Each record must be reproduced exactly as it is shown.

(Collected data entries)

┌──

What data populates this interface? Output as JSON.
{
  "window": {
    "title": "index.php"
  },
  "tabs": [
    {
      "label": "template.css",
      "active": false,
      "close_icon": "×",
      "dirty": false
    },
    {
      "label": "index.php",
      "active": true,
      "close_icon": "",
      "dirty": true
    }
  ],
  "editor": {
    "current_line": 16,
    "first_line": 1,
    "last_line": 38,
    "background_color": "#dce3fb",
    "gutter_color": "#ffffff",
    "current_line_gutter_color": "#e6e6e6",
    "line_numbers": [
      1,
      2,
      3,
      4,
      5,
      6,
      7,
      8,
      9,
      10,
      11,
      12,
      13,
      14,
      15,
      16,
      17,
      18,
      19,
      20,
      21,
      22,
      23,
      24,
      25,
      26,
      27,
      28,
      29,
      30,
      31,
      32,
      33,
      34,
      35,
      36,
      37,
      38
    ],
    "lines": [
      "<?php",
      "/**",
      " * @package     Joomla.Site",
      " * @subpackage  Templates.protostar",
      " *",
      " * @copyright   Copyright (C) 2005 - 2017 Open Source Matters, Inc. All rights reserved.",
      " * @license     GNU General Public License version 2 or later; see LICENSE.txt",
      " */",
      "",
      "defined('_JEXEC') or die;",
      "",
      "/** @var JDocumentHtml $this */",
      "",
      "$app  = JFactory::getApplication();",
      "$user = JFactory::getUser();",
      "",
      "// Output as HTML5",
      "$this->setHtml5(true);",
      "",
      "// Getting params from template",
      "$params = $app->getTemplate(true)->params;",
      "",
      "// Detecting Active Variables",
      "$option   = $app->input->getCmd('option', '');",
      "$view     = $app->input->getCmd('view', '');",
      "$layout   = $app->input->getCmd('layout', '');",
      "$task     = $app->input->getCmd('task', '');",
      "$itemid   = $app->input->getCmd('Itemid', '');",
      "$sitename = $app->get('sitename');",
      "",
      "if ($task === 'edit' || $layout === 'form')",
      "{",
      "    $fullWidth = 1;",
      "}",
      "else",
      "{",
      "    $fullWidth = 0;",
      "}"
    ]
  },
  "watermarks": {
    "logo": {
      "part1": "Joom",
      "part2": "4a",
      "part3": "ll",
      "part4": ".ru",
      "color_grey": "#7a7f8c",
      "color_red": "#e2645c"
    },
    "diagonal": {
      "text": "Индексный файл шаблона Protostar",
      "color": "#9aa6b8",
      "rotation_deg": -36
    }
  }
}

└──

▶ **The response**:
What data populates this interface? Output as JSON.
{
  "window": {
    "title": "index.php"
  },
  "tabs": [
    {
      "label": "template.css",
      "active": false,
      "close_icon": "×",
      "dirty": false
    },
    {
      "label": "index.php",
      "active": true,
      "close_icon": "",
      "dirty": true
    }
  ],
  "editor": {
    "current_line": 16,
    "first_line": 1,
    "last_line": 38,
    "background_color": "#dce3fb",
    "gutter_color": "#ffffff",
    "current_line_gutter_color": "#e6e6e6",
    "line_numbers": [
      1,
      2,
      3,
      4,
      5,
      6,
      7,
      8,
      9,
      10,
      11,
      12,
      13,
      14,
      15,
      16,
      17,
      18,
      19,
      20,
      21,
      22,
      23,
      24,
      25,
      26,
      27,
      28,
      29,
      30,
      31,
      32,
      33,
      34,
      35,
      36,
      37,
      38
    ],
    "lines": [
      "<?php",
      "/**",
      " * @package     Joomla.Site",
      " * @subpackage  Templates.protostar",
      " *",
      " * @copyright   Copyright (C) 2005 - 2017 Open Source Matters, Inc. All rights reserved.",
      " * @license     GNU General Public License version 2 or later; see LICENSE.txt",
      " */",
      "",
      "defined('_JEXEC') or die;",
      "",
      "/** @var JDocumentHtml $this */",
      "",
      "$app  = JFactory::getApplication();",
      "$user = JFactory::getUser();",
      "",
      "// Output as HTML5",
      "$this->setHtml5(true);",
      "",
      "// Getting params from template",
      "$params = $app->getTemplate(true)->params;",
      "",
      "// Detecting Active Variables",
      "$option   = $app->input->getCmd('option', '');",
      "$view     = $app->input->getCmd('view', '');",
      "$layout   = $app->input->getCmd('layout', '');",
      "$task     = $app->input->getCmd('task', '');",
      "$itemid   = $app->input->getCmd('Itemid', '');",
      "$sitename = $app->get('sitename');",
      "",
      "if ($task === 'edit' || $layout === 'form')",
      "{",
      "    $fullWidth = 1;",
      "}",
      "else",
      "{",
      "    $fullWidth = 0;",
      "}"
    ]
  },
  "watermarks": {
    "logo": {
      "part1": "Joom",
      "part2": "4a",
      "part3": "ll",
      "part4": ".ru",
      "color_grey": "#7a7f8c",
      "color_red": "#e2645c"
    },
    "diagonal": {
      "text": "Индексный файл шаблона Protostar",
      "color": "#9aa6b8",
      "rotation_deg": -36
    }
  }
}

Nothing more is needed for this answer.